*EXERCISE DETAILS*: Transcribe every entry that follows exactly, omitting all pictures.

(Document text records)
------------------------------------

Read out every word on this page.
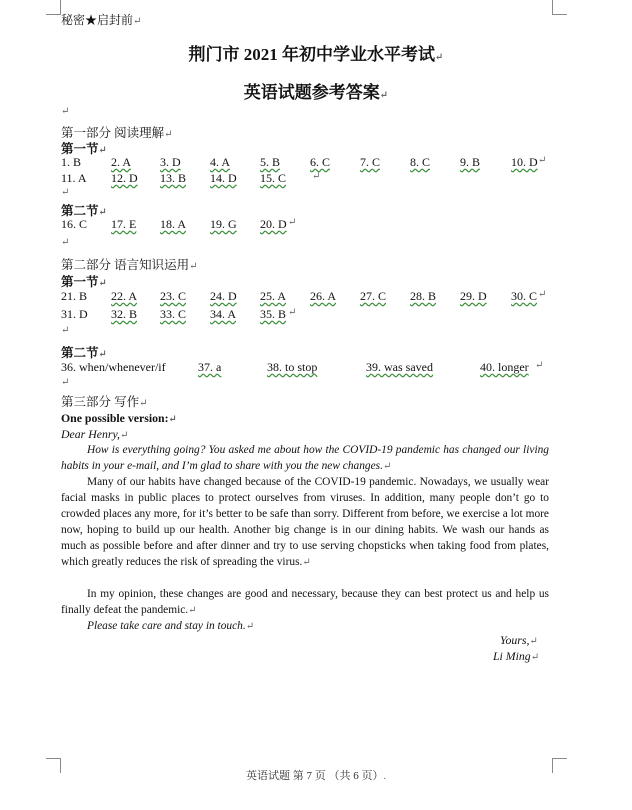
秘密★启封前↵
荆门市 2021 年初中学业水平考试↵
英语试题参考答案↵
↵
第一部分 阅读理解↵
第一节↵
1. B 2. A 3. D 4. A 5. B 6. C 7. C 8. C 9. B	10. D ↵
11. A 12. D 13. B 14. D 15. C	↵
↵
第二节↵
16. C 17. E 18. A 19. G 20. D ↵
↵
第二部分 语言知识运用↵
第一节↵
21. B 22. A 23. C 24. D 25. A 26. A 27. C 28. B 29. D 30. C ↵
31. D 32. B 33. C 34. A 35. B ↵
↵
第二节↵
36. when/whenever/if	37. a	38. to stop	39. was saved	40. longer ↵
↵
第三部分 写作↵
One possible version:↵
Dear Henry,↵
How is everything going? You asked me about how the COVID-19 pandemic has changed our living habits in your e-mail, and I’m glad to share with you the new changes.↵
Many of our habits have changed because of the COVID-19 pandemic. Nowadays, we usually wear facial masks in public places to protect ourselves from viruses. In addition, many people don’t go to crowded places any more, for it’s better to be safe than sorry. Different from before, we exercise a lot more now, hoping to build up our health. Another big change is in our dining habits. We wash our hands as much as possible before and after dinner and try to use serving chopsticks when taking food from plates, which greatly reduces the risk of spreading the virus.↵
In my opinion, these changes are good and necessary, because they can best protect us and help us finally defeat the pandemic.↵
Please take care and stay in touch.↵
Yours,↵
Li Ming↵
英语试题 第 7 页 （共 6 页）.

------------------------------------

*RESULT*:
Read out every word on this page.
秘密★启封前↵
荆门市 2021 年初中学业水平考试↵
英语试题参考答案↵
↵
第一部分 阅读理解↵
第一节↵
1. B 2. A 3. D 4. A 5. B 6. C 7. C 8. C 9. B	10. D ↵
11. A 12. D 13. B 14. D 15. C	↵
↵
第二节↵
16. C 17. E 18. A 19. G 20. D ↵
↵
第二部分 语言知识运用↵
第一节↵
21. B 22. A 23. C 24. D 25. A 26. A 27. C 28. B 29. D 30. C ↵
31. D 32. B 33. C 34. A 35. B ↵
↵
第二节↵
36. when/whenever/if	37. a	38. to stop	39. was saved	40. longer ↵
↵
第三部分 写作↵
One possible version:↵
Dear Henry,↵
How is everything going? You asked me about how the COVID-19 pandemic has changed our living habits in your e-mail, and I’m glad to share with you the new changes.↵
Many of our habits have changed because of the COVID-19 pandemic. Nowadays, we usually wear facial masks in public places to protect ourselves from viruses. In addition, many people don’t go to crowded places any more, for it’s better to be safe than sorry. Different from before, we exercise a lot more now, hoping to build up our health. Another big change is in our dining habits. We wash our hands as much as possible before and after dinner and try to use serving chopsticks when taking food from plates, which greatly reduces the risk of spreading the virus.↵
In my opinion, these changes are good and necessary, because they can best protect us and help us finally defeat the pandemic.↵
Please take care and stay in touch.↵
Yours,↵
Li Ming↵
英语试题 第 7 页 （共 6 页）.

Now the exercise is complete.